## PROMPT
Report each line of the data that has "JSON" somewhere in it.

## Saved data entries
+-------+

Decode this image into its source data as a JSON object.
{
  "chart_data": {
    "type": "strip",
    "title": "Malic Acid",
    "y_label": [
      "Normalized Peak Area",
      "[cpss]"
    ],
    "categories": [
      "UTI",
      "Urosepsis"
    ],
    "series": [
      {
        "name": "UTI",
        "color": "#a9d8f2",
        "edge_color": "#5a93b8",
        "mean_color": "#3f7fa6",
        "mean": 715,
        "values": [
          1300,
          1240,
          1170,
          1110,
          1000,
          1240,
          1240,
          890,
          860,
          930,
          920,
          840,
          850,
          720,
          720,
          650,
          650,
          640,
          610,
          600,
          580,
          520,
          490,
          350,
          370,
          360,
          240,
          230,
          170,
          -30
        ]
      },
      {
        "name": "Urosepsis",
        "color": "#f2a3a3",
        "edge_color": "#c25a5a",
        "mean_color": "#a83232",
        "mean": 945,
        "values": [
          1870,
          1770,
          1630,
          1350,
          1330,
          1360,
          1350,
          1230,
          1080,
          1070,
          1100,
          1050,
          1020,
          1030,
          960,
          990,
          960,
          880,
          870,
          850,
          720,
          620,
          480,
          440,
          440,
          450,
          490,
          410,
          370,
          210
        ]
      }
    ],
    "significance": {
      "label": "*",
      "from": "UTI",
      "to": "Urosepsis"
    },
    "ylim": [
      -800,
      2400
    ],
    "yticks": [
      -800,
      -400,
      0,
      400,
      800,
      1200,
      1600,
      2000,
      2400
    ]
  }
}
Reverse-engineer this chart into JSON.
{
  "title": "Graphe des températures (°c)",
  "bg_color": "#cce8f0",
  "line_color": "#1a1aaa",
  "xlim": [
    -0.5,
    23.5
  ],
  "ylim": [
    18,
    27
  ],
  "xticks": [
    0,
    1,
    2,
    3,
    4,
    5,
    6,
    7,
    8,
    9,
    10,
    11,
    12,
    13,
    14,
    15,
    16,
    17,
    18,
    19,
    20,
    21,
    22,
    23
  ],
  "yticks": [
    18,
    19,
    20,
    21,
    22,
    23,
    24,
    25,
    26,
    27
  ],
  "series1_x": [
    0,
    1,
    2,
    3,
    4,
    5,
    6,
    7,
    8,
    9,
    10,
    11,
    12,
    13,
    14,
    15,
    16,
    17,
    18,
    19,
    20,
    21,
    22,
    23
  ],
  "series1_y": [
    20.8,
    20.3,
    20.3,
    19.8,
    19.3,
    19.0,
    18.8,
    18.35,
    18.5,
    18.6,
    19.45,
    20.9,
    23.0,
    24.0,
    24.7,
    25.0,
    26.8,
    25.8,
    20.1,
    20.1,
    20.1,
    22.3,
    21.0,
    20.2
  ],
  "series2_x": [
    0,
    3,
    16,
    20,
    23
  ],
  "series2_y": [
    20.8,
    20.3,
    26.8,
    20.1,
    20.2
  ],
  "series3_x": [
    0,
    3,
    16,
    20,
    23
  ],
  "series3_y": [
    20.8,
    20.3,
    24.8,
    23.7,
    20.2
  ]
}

+-------+

## FULL OUTPUT
Decode this image into its source data as a JSON object.
Reverse-engineer this chart into JSON.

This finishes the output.